RECORDS PROVIDED =>
begin
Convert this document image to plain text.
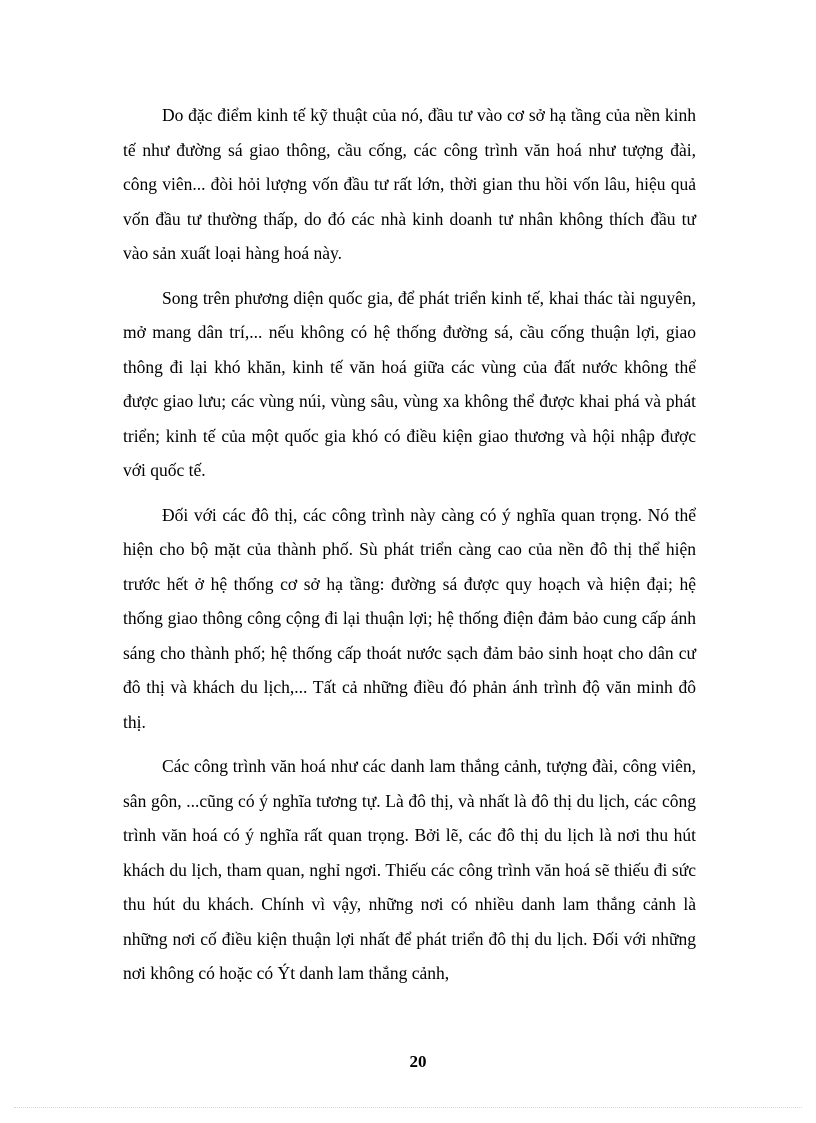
Do đặc điểm kinh tế kỹ thuật của nó, đầu tư vào cơ sở hạ tầng của nền kinh tế như đường sá giao thông, cầu cống, các công trình văn hoá như tượng đài, công viên... đòi hỏi lượng vốn đầu tư rất lớn, thời gian thu hồi vốn lâu, hiệu quả vốn đầu tư thường thấp, do đó các nhà kinh doanh tư nhân không thích đầu tư vào sản xuất loại hàng hoá này.

Song trên phương diện quốc gia, để phát triển kinh tế, khai thác tài nguyên, mở mang dân trí,... nếu không có hệ thống đường sá, cầu cống thuận lợi, giao thông đi lại khó khăn, kinh tế văn hoá giữa các vùng của đất nước không thể được giao lưu; các vùng núi, vùng sâu, vùng xa không thể được khai phá và phát triển; kinh tế của một quốc gia khó có điều kiện giao thương và hội nhập được với quốc tế.

Đối với các đô thị, các công trình này càng có ý nghĩa quan trọng. Nó thể hiện cho bộ mặt của thành phố. Sù phát triển càng cao của nền đô thị thể hiện trước hết ở hệ thống cơ sở hạ tầng: đường sá được quy hoạch và hiện đại; hệ thống giao thông công cộng đi lại thuận lợi; hệ thống điện đảm bảo cung cấp ánh sáng cho thành phố; hệ thống cấp thoát nước sạch đảm bảo sinh hoạt cho dân cư đô thị và khách du lịch,... Tất cả những điều đó phản ánh trình độ văn minh đô thị.

Các công trình văn hoá như các danh lam thắng cảnh, tượng đài, công viên, sân gôn, ...cũng có ý nghĩa tương tự. Là đô thị, và nhất là đô thị du lịch, các công trình văn hoá có ý nghĩa rất quan trọng. Bởi lẽ, các đô thị du lịch là nơi thu hút khách du lịch, tham quan, nghỉ ngơi. Thiếu các công trình văn hoá sẽ thiếu đi sức thu hút du khách. Chính vì vậy, những nơi có nhiều danh lam thắng cảnh là những nơi cố điều kiện thuận lợi nhất để phát triển đô thị du lịch. Đối với những nơi không có hoặc có Ýt danh lam thắng cảnh,

20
end
WHAT IS NEEDED => Write out every entry again word for word, without any of the pictures.

WRITTEN ANSWER =>
Convert this document image to plain text.
Do đặc điểm kinh tế kỹ thuật của nó, đầu tư vào cơ sở hạ tầng của nền kinh tế như đường sá giao thông, cầu cống, các công trình văn hoá như tượng đài, công viên... đòi hỏi lượng vốn đầu tư rất lớn, thời gian thu hồi vốn lâu, hiệu quả vốn đầu tư thường thấp, do đó các nhà kinh doanh tư nhân không thích đầu tư vào sản xuất loại hàng hoá này.

Song trên phương diện quốc gia, để phát triển kinh tế, khai thác tài nguyên, mở mang dân trí,... nếu không có hệ thống đường sá, cầu cống thuận lợi, giao thông đi lại khó khăn, kinh tế văn hoá giữa các vùng của đất nước không thể được giao lưu; các vùng núi, vùng sâu, vùng xa không thể được khai phá và phát triển; kinh tế của một quốc gia khó có điều kiện giao thương và hội nhập được với quốc tế.

Đối với các đô thị, các công trình này càng có ý nghĩa quan trọng. Nó thể hiện cho bộ mặt của thành phố. Sù phát triển càng cao của nền đô thị thể hiện trước hết ở hệ thống cơ sở hạ tầng: đường sá được quy hoạch và hiện đại; hệ thống giao thông công cộng đi lại thuận lợi; hệ thống điện đảm bảo cung cấp ánh sáng cho thành phố; hệ thống cấp thoát nước sạch đảm bảo sinh hoạt cho dân cư đô thị và khách du lịch,... Tất cả những điều đó phản ánh trình độ văn minh đô thị.

Các công trình văn hoá như các danh lam thắng cảnh, tượng đài, công viên, sân gôn, ...cũng có ý nghĩa tương tự. Là đô thị, và nhất là đô thị du lịch, các công trình văn hoá có ý nghĩa rất quan trọng. Bởi lẽ, các đô thị du lịch là nơi thu hút khách du lịch, tham quan, nghỉ ngơi. Thiếu các công trình văn hoá sẽ thiếu đi sức thu hút du khách. Chính vì vậy, những nơi có nhiều danh lam thắng cảnh là những nơi cố điều kiện thuận lợi nhất để phát triển đô thị du lịch. Đối với những nơi không có hoặc có Ýt danh lam thắng cảnh,

20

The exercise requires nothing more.